→ To-do list
a) Reproduce the post on implementing the Signal protocol word for word from "Becoming sopher" to "Whisper Systems (OWS).".
b) In the records, from the first line to the line with "message-bubble[interactable]: 谢谢总部，今天的演出很成功！有 这么好和强大的总部支持我们，我", change "emoji-button" to "emoji-picker" and leave everything else the same. Return only those lines.

→ Text passage
^^^^^^^^

A conformally parameterized discrete version of a Catenoid minimal surface. Just like the elliptic curves over finite fields used in elliptic curve cryptography it can be interpreted a discrete version of a corresponding Riemann surface. See Bobenko et. al. for more information about the mathematical background.

Implementing the Signal E2EE protocol for sopher.io

Published in

Becoming sopher

8 min readAug 29, 2018

Sopher.io provides end-to-end encrypted communication for teams. We offer end-to-end encryption for each and every communication that happens between your and your team member’s devices. In this post we want to answer the question how we got there and what are the special properties of our implementation compared to the Signal protocol as specified by Open Whisper Systems (OWS).

When we started our implementation in December 2016 OWS had just released descriptions of their algorithms for the handshake protocol X3DH and for the Double-Ratchet-Algorithm to the public domain. That was great since we would not have to dig around in their source code. An earlier attempt to implement the Signal protocol by the encrypted messenger Wire conjured up legal problems due to similarities with the source code of OWS's implementation. The description of multi-device support Sesame was added a bit later and so we came up with our own which is pretty similar. But first things first, what are the properties we expect from a message protocol that suits our needs?

^^^^^^^^

→ Dataset excerpts

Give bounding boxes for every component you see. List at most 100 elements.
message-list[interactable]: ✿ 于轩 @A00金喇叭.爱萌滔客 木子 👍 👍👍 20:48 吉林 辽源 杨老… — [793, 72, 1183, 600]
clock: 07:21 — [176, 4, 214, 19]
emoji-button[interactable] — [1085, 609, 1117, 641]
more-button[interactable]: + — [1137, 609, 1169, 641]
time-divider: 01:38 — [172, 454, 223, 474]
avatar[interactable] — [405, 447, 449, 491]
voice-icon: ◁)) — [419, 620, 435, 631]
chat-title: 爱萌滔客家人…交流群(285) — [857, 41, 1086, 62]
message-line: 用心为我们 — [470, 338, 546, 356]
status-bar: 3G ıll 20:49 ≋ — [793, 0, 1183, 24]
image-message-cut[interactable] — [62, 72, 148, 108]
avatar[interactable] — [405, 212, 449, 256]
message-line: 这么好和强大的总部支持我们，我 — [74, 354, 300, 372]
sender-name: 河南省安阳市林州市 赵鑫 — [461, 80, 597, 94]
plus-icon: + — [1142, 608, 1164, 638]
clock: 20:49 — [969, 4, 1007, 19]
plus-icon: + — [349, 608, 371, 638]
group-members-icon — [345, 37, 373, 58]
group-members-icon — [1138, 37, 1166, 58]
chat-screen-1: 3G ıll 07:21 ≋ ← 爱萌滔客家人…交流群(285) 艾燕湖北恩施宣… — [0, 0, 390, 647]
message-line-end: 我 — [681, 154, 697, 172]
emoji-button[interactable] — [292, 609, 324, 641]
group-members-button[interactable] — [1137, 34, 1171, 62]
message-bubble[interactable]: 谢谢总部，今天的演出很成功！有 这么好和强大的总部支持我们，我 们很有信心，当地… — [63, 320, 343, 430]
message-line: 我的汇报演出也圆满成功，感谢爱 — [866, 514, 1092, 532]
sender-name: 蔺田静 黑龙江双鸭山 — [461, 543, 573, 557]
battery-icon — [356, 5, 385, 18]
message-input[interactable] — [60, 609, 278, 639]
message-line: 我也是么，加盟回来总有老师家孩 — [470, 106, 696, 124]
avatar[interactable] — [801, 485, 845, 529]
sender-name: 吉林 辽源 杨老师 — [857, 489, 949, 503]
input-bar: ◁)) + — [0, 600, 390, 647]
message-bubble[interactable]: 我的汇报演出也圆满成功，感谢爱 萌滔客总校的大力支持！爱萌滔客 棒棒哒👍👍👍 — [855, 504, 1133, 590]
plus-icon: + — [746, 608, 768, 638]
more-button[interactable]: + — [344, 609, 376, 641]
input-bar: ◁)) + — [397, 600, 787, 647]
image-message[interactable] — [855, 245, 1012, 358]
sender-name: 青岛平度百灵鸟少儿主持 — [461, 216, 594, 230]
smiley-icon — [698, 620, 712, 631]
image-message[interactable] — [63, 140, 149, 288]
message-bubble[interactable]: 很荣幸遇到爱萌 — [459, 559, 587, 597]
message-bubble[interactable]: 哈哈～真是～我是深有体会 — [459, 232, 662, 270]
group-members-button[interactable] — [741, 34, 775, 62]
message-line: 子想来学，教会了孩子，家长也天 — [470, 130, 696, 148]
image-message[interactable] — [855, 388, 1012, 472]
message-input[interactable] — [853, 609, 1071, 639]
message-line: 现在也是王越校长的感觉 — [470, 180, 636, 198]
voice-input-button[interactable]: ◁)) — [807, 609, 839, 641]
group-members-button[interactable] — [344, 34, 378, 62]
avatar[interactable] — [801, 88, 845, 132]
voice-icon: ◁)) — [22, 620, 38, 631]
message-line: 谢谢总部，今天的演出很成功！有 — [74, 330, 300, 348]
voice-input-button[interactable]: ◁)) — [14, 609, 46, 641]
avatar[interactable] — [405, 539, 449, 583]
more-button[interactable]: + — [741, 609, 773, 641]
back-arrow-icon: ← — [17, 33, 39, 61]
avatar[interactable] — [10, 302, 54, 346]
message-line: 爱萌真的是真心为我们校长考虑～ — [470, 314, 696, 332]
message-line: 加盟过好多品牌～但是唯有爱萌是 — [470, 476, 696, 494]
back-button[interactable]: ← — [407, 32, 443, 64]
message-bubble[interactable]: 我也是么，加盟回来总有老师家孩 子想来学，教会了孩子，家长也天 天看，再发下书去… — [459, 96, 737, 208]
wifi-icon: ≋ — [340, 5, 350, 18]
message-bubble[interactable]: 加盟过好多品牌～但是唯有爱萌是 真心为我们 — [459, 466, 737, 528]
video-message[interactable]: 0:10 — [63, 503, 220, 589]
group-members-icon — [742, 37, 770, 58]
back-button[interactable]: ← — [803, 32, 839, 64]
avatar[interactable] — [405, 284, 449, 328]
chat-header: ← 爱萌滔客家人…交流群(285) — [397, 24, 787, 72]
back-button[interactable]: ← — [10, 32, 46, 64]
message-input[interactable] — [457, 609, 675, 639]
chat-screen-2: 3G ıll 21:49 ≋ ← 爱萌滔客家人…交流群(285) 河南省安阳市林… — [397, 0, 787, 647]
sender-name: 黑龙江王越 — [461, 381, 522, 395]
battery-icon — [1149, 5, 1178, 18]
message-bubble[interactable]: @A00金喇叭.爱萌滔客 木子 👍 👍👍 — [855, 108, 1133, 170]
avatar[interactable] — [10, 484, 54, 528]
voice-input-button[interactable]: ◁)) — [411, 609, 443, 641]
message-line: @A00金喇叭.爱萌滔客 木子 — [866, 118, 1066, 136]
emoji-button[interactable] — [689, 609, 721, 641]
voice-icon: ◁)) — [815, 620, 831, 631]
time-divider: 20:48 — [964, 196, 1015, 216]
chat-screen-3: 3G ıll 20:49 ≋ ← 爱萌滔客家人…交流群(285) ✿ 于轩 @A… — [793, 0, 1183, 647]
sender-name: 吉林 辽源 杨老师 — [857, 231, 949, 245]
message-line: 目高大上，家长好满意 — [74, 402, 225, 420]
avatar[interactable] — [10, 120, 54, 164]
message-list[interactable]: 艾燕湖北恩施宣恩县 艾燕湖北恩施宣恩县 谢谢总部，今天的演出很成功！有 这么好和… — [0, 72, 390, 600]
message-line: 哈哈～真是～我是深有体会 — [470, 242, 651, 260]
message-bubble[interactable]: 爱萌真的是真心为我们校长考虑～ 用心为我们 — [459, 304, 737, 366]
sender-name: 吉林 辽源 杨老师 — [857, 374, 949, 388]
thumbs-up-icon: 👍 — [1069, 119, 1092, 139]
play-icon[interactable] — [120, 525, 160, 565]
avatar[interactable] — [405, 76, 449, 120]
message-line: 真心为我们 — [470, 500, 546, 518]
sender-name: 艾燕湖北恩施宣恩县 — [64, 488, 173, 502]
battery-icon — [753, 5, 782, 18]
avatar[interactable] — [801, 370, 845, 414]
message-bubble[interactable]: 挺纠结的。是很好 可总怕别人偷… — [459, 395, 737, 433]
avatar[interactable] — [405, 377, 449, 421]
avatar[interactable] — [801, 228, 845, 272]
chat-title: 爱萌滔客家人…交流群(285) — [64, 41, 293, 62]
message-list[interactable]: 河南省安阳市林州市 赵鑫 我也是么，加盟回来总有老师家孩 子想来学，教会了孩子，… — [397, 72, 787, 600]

^^^^^^^^

→ Answers per task
a)
Becoming sopher

8 min readAug 29, 2018

Sopher.io provides end-to-end encrypted communication for teams. We offer end-to-end encryption for each and every communication that happens between your and your team member’s devices. In this post we want to answer the question how we got there and what are the special properties of our implementation compared to the Signal protocol as specified by Open Whisper Systems (OWS).

b)
Give bounding boxes for every component you see. List at most 100 elements.
message-list[interactable]: ✿ 于轩 @A00金喇叭.爱萌滔客 木子 👍 👍👍 20:48 吉林 辽源 杨老… — [793, 72, 1183, 600]
clock: 07:21 — [176, 4, 214, 19]
emoji-picker[interactable] — [1085, 609, 1117, 641]
more-button[interactable]: + — [1137, 609, 1169, 641]
time-divider: 01:38 — [172, 454, 223, 474]
avatar[interactable] — [405, 447, 449, 491]
voice-icon: ◁)) — [419, 620, 435, 631]
chat-title: 爱萌滔客家人…交流群(285) — [857, 41, 1086, 62]
message-line: 用心为我们 — [470, 338, 546, 356]
status-bar: 3G ıll 20:49 ≋ — [793, 0, 1183, 24]
image-message-cut[interactable] — [62, 72, 148, 108]
avatar[interactable] — [405, 212, 449, 256]
message-line: 这么好和强大的总部支持我们，我 — [74, 354, 300, 372]
sender-name: 河南省安阳市林州市 赵鑫 — [461, 80, 597, 94]
plus-icon: + — [1142, 608, 1164, 638]
clock: 20:49 — [969, 4, 1007, 19]
plus-icon: + — [349, 608, 371, 638]
group-members-icon — [345, 37, 373, 58]
group-members-icon — [1138, 37, 1166, 58]
chat-screen-1: 3G ıll 07:21 ≋ ← 爱萌滔客家人…交流群(285) 艾燕湖北恩施宣… — [0, 0, 390, 647]
message-line-end: 我 — [681, 154, 697, 172]
emoji-picker[interactable] — [292, 609, 324, 641]
group-members-button[interactable] — [1137, 34, 1171, 62]
message-bubble[interactable]: 谢谢总部，今天的演出很成功！有 这么好和强大的总部支持我们，我 们很有信心，当地… — [63, 320, 343, 430]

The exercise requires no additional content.